## REQUIRED TASK
Find the lines that hold the word "icon" and return them.

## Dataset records
────────

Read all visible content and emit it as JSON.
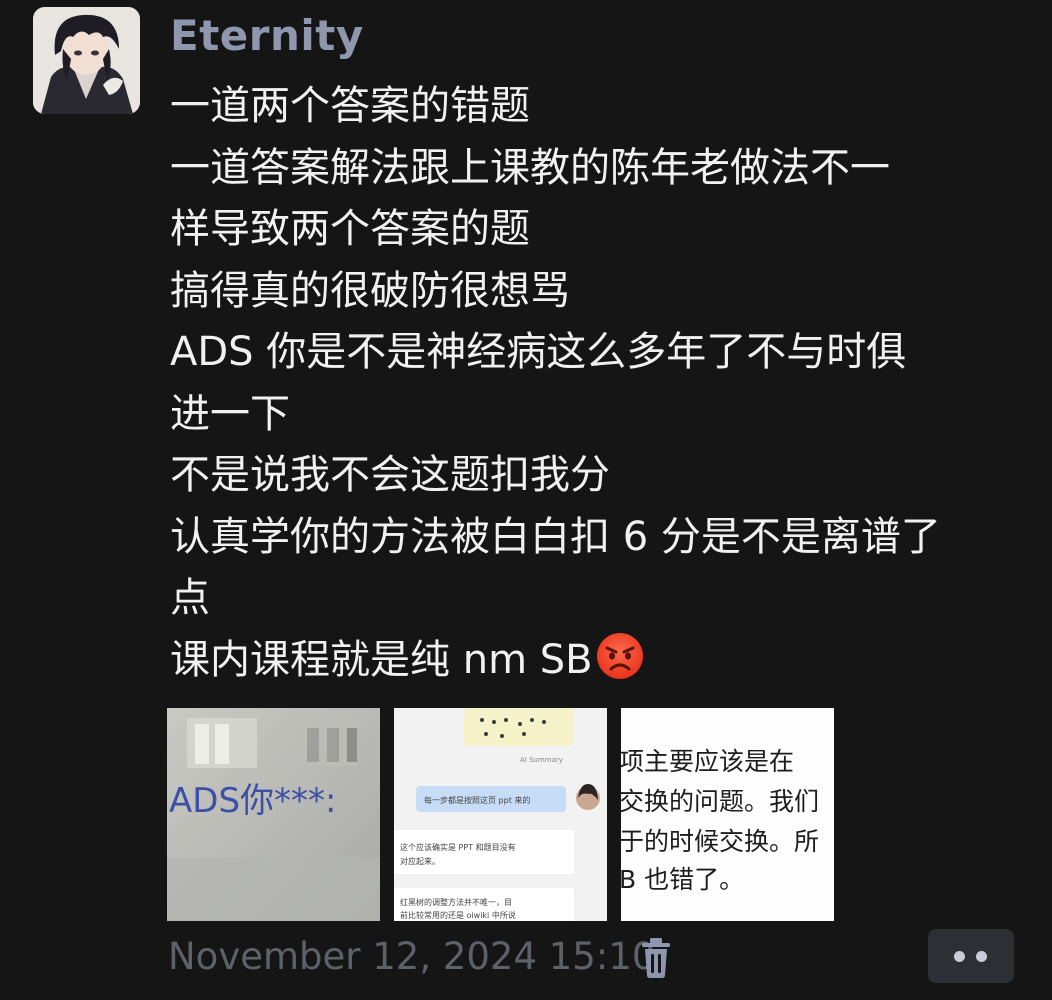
{
  "sender": {
    "name": "Eternity",
    "avatar_icon": "anime-avatar-icon"
  },
  "message": {
    "lines": [
      "一道两个答案的错题",
      "一道答案解法跟上课教的陈年老做法不一",
      "样导致两个答案的题",
      "搞得真的很破防很想骂",
      "ADS 你是不是神经病这么多年了不与时俱",
      "进一下",
      "不是说我不会这题扣我分",
      "认真学你的方法被白白扣 6 分是不是离谱了",
      "点",
      "课内课程就是纯 nm SB"
    ],
    "emoji": "angry-face-emoji"
  },
  "attachments": [
    {
      "type": "photo",
      "text": "ADS你***:"
    },
    {
      "type": "chat-screenshot",
      "header": "AI Summary",
      "bubble": "每一步都是按照这页 ppt 来的",
      "reply1_line1": "这个应该确实是 PPT 和题目没有",
      "reply1_line2": "对应起来。",
      "reply2_line1": "红黑树的调整方法并不唯一，目",
      "reply2_line2": "前比较常用的还是 oiwiki 中所说"
    },
    {
      "type": "text-screenshot",
      "line1": "项主要应该是在",
      "line2": "交换的问题。我们",
      "line3": "于的时候交换。所",
      "line4": "B 也错了。"
    }
  ],
  "footer": {
    "timestamp": "November 12, 2024 15:10",
    "delete_icon": "trash-icon",
    "more_icon": "more-icon"
  },
  "colors": {
    "background": "#151515",
    "username": "#8e97ad",
    "message_text": "#f1f1f1",
    "timestamp": "#5d626a",
    "button_bg": "#2c2f34"
  }
}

────────

## THE SOLUTION
    "avatar_icon": "anime-avatar-icon"
    "delete_icon": "trash-icon",
    "more_icon": "more-icon"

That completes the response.